▶ [TUS INSTRUCCIONES] Reescribe el fragmento del texto extraído que va de "El día de su" a "de ese privilegio.", poniendo "seguidores" en lugar de "lectores".

▶ [TEXTO EXTRAÍDO]
━━━
El día de su muerte se me quedó el corazón helado. Lloré. Lloré por una persona a la que no conocía, a la que no vi nunca, con la que jamás crucé una palabra. Lloré por una escritora que formaba parte de mi vida a través del vínculo de los libros, del hilo invisible de la literatura. Lloré por la escritora que me convirtió en escritor. Por eso me dolió tanto que la derecha más rancia no supiera (o no pudiera) reconocer su grandeza. Almudena gozaba de una situación privilegiada dentro del panorama literario, algo muy difícil de conseguir. Uno puede tener lectores, personas más o menos fieles que te siguen, ya sean muchos o pocos, pero Almudena no tenía lectores, tenía devotos. Y ella, a juzgar por lo que decía en las entrevistas que concedía, era muy consciente de ese privilegio.

Me queda la pena de no tener una fotografía con ella, de no poder leer una dedicatoria en la primera página en blanco de cualquier libro suyo. ¿Por qué nunca me atreví a coger un tren e ir a Barcelona a verla en alguna presentación? ¿Por qué no lo hiciste, Josep?, me pregunto con rabia hacia mí mismo. No lo sé, pero me arrepiento. Por eso ahora, siempre que se presenta la ocasión, me hago fotos con aquellas personas poseedoras de voces literarias que me gustan o me interesan. Por eso ahora colecciono libros dedicados. Empecé con Edurne Portela y de momento el último es Pol Guasch. Y habrá más, o eso espero, para no quedarme con las ganas.

Desde hace tiempo pienso que le debo un texto a Almudena Grandes. Aquí está.
━━━
▶ [DATOS PROPORCIONADOS]
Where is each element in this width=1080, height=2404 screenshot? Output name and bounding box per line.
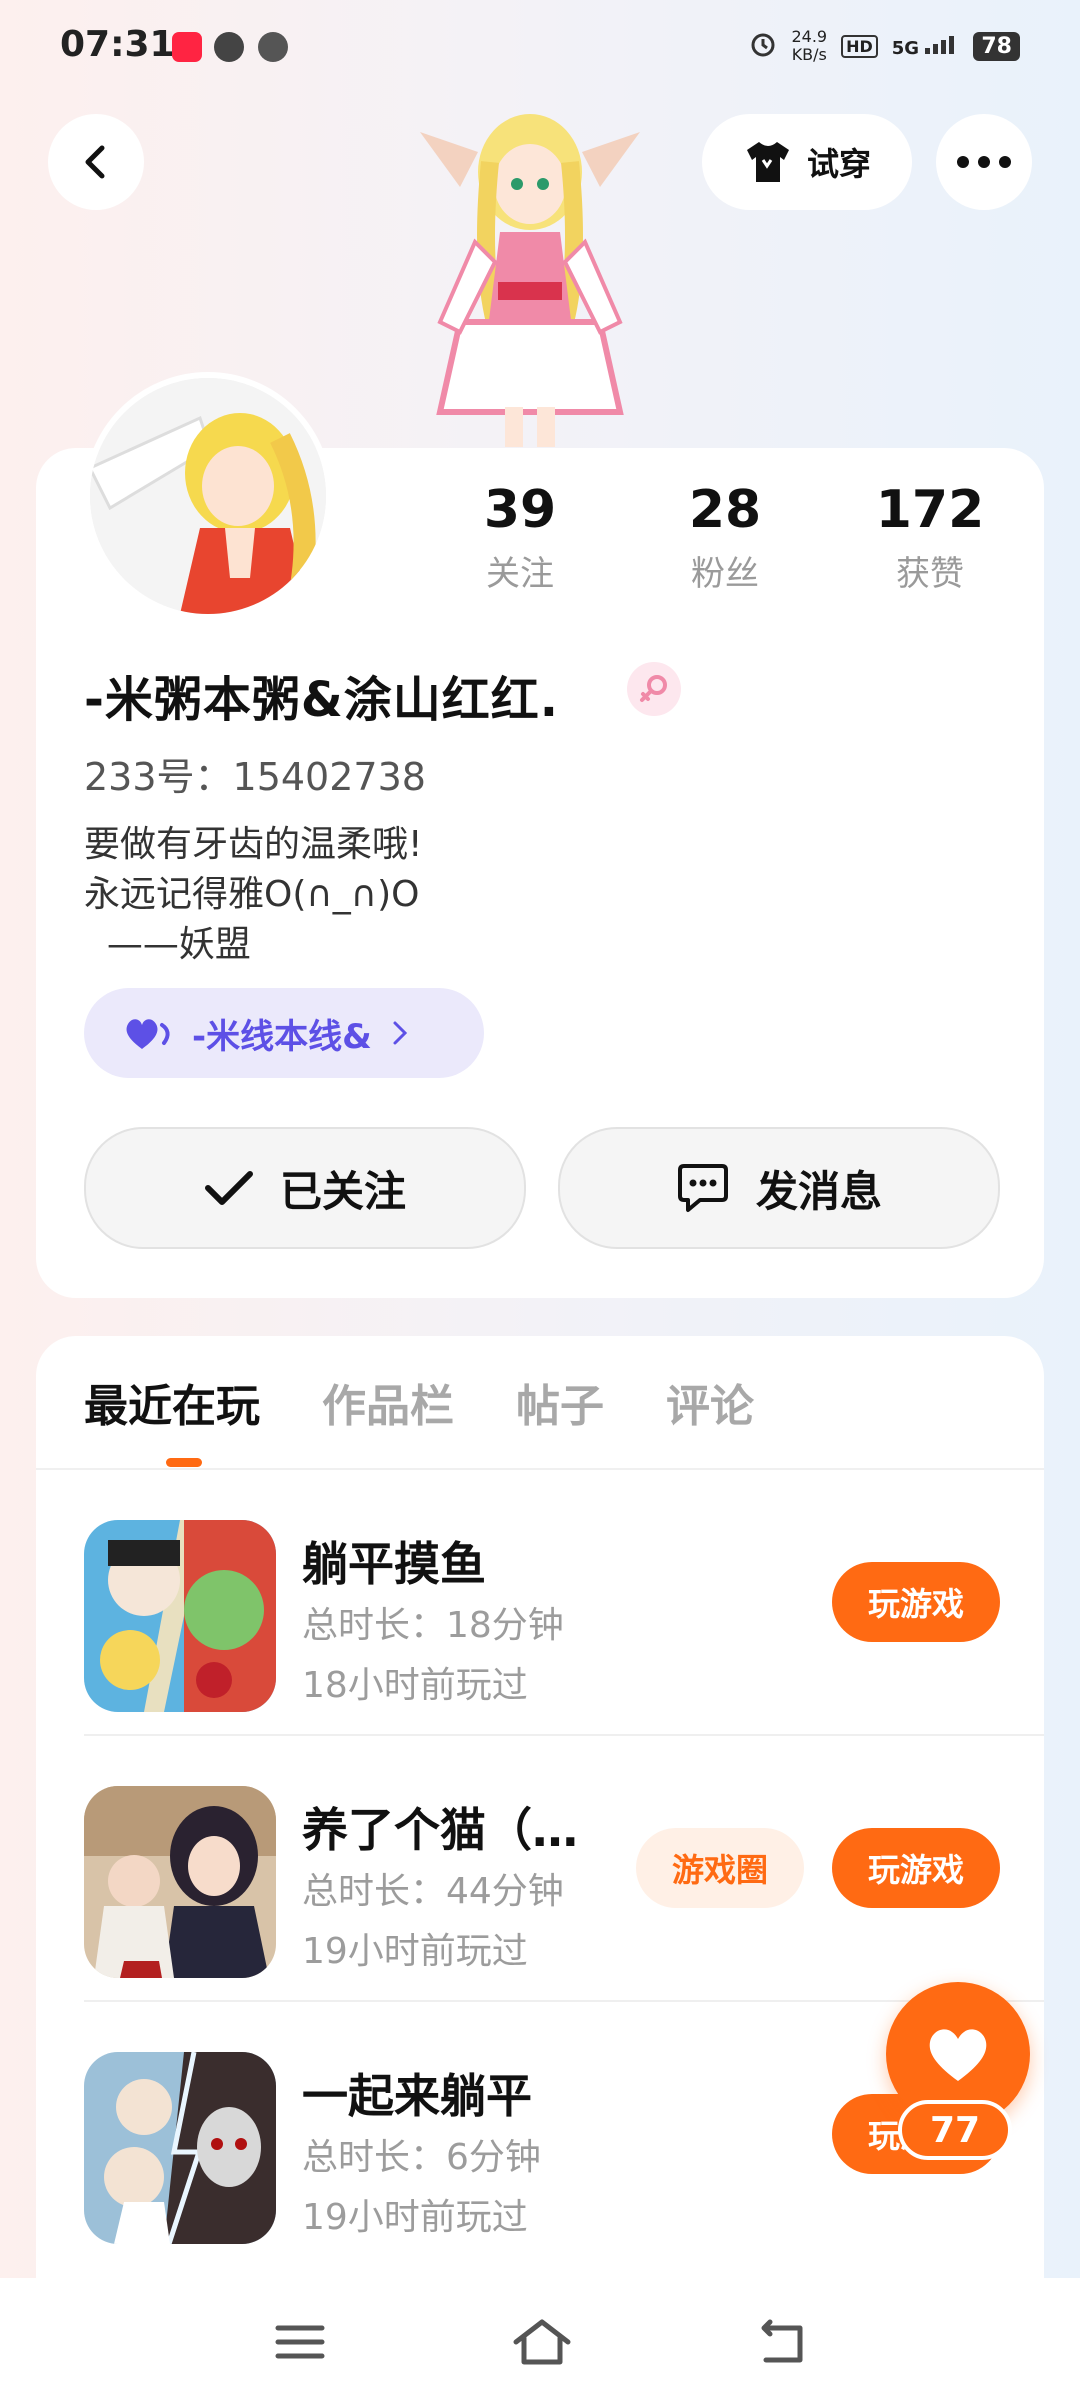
━━━
▶ [SOLUCIÓN]
El día de su muerte se me quedó el corazón helado. Lloré. Lloré por una persona a la que no conocía, a la que no vi nunca, con la que jamás crucé una palabra. Lloré por una escritora que formaba parte de mi vida a través del vínculo de los libros, del hilo invisible de la literatura. Lloré por la escritora que me convirtió en escritor. Por eso me dolió tanto que la derecha más rancia no supiera (o no pudiera) reconocer su grandeza. Almudena gozaba de una situación privilegiada dentro del panorama literario, algo muy difícil de conseguir. Uno puede tener seguidores, personas más o menos fieles que te siguen, ya sean muchos o pocos, pero Almudena no tenía seguidores, tenía devotos. Y ella, a juzgar por lo que decía en las entrevistas que concedía, era muy consciente de ese privilegio.